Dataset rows
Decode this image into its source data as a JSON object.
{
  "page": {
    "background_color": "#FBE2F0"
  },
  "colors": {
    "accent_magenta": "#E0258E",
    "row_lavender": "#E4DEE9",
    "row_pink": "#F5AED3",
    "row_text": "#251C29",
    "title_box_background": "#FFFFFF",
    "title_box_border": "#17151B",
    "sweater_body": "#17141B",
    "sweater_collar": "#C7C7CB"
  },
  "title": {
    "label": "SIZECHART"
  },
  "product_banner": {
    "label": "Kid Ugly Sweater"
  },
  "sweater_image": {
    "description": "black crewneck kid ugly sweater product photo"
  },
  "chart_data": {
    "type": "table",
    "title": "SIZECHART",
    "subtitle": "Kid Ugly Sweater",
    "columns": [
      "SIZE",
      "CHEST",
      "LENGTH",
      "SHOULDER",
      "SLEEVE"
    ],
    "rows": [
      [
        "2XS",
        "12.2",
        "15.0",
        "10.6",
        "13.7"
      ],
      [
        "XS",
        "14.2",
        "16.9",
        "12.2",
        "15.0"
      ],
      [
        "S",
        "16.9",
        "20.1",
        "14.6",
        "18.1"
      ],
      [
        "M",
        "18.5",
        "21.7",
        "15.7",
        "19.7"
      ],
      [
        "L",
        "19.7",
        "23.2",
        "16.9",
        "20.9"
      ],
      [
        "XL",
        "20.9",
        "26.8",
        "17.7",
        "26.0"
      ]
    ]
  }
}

> _Work instructions_
The lines above should be duplicated exactly.

> _Worked solution_
Decode this image into its source data as a JSON object.
{
  "page": {
    "background_color": "#FBE2F0"
  },
  "colors": {
    "accent_magenta": "#E0258E",
    "row_lavender": "#E4DEE9",
    "row_pink": "#F5AED3",
    "row_text": "#251C29",
    "title_box_background": "#FFFFFF",
    "title_box_border": "#17151B",
    "sweater_body": "#17141B",
    "sweater_collar": "#C7C7CB"
  },
  "title": {
    "label": "SIZECHART"
  },
  "product_banner": {
    "label": "Kid Ugly Sweater"
  },
  "sweater_image": {
    "description": "black crewneck kid ugly sweater product photo"
  },
  "chart_data": {
    "type": "table",
    "title": "SIZECHART",
    "subtitle": "Kid Ugly Sweater",
    "columns": [
      "SIZE",
      "CHEST",
      "LENGTH",
      "SHOULDER",
      "SLEEVE"
    ],
    "rows": [
      [
        "2XS",
        "12.2",
        "15.0",
        "10.6",
        "13.7"
      ],
      [
        "XS",
        "14.2",
        "16.9",
        "12.2",
        "15.0"
      ],
      [
        "S",
        "16.9",
        "20.1",
        "14.6",
        "18.1"
      ],
      [
        "M",
        "18.5",
        "21.7",
        "15.7",
        "19.7"
      ],
      [
        "L",
        "19.7",
        "23.2",
        "16.9",
        "20.9"
      ],
      [
        "XL",
        "20.9",
        "26.8",
        "17.7",
        "26.0"
      ]
    ]
  }
}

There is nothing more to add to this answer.